Copy each line of the data below with the word "based".

* EXERCISE MATERIALS:
----

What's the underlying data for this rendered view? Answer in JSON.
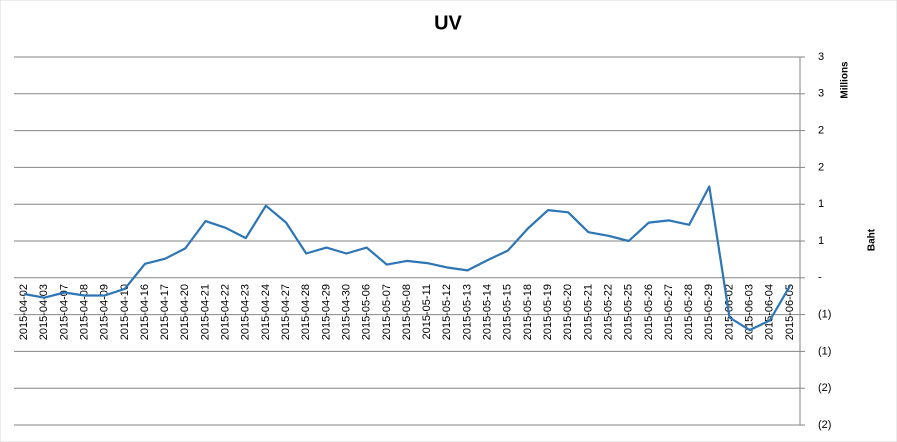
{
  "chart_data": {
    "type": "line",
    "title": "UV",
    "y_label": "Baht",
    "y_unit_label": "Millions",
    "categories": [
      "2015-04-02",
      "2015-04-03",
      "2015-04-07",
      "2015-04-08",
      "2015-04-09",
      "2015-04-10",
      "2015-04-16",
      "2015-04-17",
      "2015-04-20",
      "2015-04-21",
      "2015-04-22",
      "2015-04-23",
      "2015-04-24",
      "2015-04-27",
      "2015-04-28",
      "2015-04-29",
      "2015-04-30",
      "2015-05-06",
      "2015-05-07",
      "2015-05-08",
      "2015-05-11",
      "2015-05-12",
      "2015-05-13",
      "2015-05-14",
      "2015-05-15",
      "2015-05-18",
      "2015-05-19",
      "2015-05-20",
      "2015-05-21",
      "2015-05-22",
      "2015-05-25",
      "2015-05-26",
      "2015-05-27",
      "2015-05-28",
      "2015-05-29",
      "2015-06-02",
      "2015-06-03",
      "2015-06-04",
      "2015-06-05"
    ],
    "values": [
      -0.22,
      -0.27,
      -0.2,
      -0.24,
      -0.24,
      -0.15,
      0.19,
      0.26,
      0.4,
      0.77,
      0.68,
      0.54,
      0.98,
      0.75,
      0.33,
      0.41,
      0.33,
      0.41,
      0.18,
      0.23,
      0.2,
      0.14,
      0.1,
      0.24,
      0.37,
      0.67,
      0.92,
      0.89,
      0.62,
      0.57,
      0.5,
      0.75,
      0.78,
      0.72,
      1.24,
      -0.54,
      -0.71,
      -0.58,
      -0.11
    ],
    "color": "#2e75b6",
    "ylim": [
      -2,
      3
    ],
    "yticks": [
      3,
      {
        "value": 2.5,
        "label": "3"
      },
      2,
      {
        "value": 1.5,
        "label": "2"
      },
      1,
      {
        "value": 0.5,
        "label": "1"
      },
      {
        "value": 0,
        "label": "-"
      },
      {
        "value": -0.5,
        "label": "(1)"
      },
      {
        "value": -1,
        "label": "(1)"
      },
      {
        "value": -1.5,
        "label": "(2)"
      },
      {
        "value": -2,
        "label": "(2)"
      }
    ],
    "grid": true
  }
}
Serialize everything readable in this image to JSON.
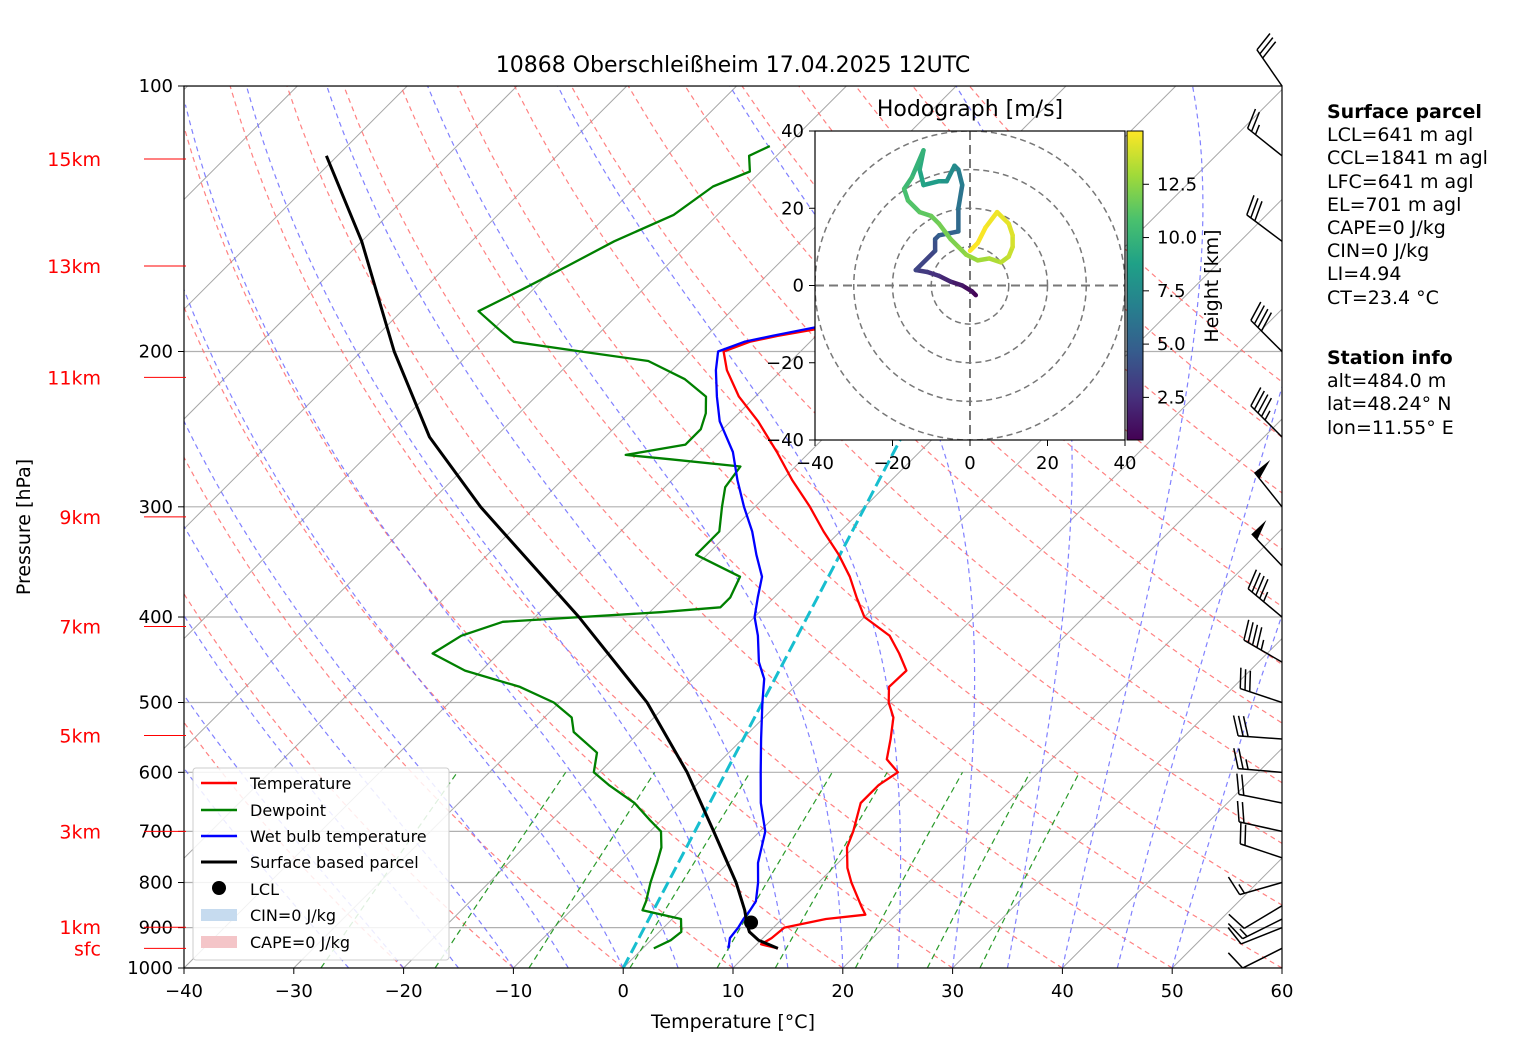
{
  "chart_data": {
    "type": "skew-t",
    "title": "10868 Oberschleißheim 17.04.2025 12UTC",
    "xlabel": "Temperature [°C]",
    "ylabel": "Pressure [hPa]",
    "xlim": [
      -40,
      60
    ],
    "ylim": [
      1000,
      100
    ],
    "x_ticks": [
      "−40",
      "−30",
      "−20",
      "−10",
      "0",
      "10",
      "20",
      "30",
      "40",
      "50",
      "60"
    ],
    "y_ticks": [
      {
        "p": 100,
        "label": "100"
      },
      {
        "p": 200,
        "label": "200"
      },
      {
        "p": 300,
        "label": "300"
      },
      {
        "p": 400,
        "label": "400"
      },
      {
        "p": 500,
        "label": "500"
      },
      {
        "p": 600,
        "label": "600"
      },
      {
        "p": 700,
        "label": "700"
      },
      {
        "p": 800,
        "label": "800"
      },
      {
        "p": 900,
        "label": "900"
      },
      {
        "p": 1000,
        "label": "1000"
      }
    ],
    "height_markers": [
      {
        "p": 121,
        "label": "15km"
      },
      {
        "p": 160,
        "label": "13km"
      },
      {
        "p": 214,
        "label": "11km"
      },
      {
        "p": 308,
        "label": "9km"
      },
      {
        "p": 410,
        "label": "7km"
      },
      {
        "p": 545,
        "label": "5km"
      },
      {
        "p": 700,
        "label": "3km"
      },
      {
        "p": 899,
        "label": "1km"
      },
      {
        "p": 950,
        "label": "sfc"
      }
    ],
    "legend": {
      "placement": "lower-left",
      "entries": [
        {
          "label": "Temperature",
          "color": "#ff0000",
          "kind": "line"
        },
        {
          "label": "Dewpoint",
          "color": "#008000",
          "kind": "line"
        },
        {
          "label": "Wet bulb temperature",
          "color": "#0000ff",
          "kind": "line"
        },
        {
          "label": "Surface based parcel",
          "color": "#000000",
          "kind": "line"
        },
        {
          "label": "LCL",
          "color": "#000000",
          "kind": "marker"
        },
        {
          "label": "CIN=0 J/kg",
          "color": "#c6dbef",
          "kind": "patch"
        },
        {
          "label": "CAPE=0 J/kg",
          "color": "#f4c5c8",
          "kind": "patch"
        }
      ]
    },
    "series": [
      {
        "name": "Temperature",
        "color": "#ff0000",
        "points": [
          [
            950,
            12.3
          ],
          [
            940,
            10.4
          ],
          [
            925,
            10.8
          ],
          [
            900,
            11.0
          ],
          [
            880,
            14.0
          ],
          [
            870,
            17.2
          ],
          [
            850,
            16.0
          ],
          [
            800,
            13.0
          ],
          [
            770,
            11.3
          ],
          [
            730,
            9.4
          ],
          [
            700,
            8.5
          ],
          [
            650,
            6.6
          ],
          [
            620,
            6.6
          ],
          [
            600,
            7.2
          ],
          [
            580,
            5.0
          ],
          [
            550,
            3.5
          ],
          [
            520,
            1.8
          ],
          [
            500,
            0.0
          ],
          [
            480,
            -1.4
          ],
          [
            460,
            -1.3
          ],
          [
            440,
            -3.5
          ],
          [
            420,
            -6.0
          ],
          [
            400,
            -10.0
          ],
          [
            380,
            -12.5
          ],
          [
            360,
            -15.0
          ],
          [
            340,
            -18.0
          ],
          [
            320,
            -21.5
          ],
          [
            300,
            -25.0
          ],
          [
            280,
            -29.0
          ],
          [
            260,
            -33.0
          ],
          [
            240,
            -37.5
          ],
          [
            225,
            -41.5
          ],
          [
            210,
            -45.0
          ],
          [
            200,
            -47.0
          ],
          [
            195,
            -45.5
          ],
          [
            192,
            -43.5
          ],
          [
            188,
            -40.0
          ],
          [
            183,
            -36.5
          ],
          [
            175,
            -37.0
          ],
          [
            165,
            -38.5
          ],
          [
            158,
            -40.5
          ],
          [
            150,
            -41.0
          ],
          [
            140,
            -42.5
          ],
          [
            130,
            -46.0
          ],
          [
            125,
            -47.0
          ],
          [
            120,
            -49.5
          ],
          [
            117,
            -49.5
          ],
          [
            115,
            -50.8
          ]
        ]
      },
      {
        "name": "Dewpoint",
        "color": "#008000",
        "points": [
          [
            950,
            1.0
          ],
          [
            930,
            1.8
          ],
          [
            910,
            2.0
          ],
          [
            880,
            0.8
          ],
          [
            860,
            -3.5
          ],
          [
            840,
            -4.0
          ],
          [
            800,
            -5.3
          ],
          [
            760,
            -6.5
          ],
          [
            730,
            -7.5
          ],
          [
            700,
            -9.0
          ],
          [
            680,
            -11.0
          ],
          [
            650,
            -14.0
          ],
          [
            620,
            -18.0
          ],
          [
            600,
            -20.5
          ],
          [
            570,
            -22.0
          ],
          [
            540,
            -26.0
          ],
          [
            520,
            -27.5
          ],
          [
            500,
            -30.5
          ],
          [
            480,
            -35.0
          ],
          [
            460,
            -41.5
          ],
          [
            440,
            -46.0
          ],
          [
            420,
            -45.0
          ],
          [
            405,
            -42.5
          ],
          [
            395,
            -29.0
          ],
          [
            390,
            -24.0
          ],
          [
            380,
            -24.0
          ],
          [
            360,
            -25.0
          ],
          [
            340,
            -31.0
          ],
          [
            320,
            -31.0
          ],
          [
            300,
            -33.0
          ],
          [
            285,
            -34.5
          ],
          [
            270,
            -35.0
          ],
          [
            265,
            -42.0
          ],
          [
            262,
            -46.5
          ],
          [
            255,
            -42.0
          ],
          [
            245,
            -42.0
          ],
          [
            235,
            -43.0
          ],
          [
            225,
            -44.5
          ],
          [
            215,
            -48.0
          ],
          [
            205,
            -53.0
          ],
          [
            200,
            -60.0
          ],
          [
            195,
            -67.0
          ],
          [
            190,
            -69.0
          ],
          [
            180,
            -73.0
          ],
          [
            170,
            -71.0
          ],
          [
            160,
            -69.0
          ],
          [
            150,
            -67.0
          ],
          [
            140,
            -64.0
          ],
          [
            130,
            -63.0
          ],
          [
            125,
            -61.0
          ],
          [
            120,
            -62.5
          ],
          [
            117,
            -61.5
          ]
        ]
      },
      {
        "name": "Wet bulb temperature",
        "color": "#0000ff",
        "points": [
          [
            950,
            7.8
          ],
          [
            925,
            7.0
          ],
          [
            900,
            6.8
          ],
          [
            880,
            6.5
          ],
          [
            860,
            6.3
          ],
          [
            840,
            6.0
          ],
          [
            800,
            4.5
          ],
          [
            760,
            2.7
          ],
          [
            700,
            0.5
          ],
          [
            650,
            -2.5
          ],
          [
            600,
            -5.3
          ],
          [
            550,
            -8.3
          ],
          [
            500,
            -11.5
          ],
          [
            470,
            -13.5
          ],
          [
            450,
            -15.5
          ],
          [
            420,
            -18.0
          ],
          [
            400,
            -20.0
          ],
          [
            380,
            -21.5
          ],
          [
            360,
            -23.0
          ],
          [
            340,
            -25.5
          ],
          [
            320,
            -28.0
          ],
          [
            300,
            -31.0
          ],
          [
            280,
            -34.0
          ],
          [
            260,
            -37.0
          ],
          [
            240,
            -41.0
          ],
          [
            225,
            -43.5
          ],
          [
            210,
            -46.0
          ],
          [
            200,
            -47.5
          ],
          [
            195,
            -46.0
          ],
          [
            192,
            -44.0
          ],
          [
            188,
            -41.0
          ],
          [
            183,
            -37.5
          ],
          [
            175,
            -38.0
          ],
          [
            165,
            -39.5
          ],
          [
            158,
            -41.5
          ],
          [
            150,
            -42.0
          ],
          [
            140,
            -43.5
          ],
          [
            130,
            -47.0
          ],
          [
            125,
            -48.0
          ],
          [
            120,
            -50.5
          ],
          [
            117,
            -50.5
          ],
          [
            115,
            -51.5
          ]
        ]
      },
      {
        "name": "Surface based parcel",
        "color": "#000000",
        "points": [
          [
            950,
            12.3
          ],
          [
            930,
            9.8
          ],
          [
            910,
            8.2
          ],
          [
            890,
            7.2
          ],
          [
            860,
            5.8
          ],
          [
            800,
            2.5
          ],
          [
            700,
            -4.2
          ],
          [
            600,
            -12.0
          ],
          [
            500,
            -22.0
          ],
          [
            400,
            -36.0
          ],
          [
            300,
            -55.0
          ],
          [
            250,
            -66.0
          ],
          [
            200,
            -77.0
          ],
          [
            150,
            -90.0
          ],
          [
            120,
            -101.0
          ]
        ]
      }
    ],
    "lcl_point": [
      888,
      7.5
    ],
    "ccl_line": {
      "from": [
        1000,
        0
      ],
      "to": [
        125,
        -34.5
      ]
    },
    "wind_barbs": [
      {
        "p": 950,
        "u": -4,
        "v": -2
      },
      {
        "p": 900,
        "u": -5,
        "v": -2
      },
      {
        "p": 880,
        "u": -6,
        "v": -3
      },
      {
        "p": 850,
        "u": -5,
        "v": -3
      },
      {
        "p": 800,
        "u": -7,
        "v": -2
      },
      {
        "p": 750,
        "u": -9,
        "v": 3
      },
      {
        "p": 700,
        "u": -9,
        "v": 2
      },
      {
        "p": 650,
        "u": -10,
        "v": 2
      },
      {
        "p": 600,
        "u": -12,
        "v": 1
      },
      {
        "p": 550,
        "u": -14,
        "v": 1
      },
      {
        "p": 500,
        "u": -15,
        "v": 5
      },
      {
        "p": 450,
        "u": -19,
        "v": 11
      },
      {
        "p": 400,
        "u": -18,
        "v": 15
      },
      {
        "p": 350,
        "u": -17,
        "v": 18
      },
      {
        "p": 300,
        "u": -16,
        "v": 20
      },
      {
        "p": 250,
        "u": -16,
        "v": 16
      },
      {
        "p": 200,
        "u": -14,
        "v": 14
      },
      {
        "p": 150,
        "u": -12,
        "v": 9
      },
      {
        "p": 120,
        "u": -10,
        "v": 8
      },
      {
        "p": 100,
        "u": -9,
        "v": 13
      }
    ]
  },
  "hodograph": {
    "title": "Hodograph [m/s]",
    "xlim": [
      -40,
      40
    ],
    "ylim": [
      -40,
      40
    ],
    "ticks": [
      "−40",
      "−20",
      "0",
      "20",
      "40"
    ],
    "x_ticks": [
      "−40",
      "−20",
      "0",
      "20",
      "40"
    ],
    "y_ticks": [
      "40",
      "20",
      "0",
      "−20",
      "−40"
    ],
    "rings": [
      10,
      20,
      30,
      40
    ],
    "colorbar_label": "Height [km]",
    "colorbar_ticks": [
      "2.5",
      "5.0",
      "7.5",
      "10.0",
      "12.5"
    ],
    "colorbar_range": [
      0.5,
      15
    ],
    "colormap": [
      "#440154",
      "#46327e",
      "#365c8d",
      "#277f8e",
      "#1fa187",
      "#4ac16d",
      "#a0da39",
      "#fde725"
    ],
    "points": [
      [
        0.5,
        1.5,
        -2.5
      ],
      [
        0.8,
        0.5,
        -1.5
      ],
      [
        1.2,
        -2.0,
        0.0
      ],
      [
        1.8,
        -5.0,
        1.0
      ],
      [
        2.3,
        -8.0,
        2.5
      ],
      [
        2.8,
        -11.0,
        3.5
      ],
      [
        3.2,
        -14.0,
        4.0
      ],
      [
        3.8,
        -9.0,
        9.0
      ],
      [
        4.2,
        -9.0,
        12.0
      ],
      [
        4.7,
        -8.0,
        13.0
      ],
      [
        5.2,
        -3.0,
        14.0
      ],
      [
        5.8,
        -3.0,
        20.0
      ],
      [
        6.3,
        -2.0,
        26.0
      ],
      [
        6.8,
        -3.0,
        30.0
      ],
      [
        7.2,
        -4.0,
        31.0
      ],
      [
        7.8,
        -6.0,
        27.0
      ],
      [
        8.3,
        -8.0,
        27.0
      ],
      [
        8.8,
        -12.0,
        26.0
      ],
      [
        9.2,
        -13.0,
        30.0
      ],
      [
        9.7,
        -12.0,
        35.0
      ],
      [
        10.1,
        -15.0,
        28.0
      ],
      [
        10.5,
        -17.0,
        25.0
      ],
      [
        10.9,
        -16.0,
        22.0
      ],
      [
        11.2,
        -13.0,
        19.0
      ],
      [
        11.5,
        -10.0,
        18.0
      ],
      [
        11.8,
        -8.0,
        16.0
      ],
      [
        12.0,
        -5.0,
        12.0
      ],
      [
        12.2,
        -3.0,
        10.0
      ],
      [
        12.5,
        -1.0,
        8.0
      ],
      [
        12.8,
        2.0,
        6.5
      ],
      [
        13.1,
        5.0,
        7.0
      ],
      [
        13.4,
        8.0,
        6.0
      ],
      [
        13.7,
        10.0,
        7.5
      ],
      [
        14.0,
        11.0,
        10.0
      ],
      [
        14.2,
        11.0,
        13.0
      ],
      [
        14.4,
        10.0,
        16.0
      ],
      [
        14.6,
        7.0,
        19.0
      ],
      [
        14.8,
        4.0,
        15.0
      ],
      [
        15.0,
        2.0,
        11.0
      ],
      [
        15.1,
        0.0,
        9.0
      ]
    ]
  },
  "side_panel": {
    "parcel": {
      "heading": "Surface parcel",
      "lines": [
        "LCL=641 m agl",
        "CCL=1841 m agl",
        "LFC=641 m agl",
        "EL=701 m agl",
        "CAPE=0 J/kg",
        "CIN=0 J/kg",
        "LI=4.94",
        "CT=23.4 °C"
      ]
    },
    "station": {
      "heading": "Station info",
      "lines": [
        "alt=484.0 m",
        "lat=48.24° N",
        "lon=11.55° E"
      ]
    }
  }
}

----

* TASK SOLUTION:
          "label": "Surface based parcel",
        "name": "Surface based parcel",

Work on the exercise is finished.